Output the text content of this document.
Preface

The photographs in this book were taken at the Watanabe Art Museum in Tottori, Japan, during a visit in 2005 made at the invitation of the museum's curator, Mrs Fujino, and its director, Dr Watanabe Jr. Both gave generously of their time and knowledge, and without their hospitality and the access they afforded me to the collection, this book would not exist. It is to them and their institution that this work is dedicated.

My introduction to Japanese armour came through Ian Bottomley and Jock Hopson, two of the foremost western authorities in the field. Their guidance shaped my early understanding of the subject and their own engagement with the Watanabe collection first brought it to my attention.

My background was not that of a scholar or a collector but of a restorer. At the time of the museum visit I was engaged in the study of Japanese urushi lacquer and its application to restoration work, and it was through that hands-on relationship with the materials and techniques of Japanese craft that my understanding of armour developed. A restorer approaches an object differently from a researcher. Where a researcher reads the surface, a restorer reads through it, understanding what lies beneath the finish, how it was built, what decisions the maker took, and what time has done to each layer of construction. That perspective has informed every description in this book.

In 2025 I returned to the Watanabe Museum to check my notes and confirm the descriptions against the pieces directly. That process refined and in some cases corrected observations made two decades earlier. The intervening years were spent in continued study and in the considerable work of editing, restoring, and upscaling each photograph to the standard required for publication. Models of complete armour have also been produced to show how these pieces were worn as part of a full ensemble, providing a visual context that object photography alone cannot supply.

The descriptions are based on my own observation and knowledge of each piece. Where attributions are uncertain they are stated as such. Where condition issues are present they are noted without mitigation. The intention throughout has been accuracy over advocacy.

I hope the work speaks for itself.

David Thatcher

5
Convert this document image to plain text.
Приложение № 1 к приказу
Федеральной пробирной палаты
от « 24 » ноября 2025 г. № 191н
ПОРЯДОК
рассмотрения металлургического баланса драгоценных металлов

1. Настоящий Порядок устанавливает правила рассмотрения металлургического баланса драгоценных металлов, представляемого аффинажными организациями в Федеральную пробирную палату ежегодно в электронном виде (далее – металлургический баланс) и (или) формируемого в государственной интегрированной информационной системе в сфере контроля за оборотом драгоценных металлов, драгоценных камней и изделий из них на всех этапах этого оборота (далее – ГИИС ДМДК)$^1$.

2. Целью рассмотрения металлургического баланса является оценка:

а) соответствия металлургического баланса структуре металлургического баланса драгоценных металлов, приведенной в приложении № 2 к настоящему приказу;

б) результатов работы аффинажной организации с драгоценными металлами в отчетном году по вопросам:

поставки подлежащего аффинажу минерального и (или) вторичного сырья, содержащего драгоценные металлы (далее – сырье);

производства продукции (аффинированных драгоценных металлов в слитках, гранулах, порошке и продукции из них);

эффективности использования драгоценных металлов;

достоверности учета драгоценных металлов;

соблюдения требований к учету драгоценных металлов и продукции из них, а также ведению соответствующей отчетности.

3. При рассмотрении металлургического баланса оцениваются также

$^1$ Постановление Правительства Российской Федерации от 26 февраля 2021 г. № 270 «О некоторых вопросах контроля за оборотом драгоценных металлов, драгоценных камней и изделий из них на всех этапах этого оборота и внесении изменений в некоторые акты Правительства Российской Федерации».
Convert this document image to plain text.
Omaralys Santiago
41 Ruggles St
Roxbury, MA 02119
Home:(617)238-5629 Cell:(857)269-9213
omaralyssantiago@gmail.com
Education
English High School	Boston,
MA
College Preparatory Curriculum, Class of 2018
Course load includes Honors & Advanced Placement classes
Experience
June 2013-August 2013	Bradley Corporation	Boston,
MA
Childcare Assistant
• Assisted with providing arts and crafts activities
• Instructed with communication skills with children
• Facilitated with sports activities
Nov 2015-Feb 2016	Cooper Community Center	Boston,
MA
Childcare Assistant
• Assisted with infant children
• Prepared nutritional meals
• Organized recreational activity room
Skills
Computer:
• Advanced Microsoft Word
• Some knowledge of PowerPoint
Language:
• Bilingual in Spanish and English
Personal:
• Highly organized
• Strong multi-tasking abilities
○ ○ ○ ○ ○ ○ ○
▶ **What needs to be done**:
Your task is to gather every line with the word "приказу" and copy it.

▶ **Exercise result**:
Приложение № 1 к приказу
а) соответствия металлургического баланса структуре металлургического баланса драгоценных металлов, приведенной в приложении № 2 к настоящему приказу;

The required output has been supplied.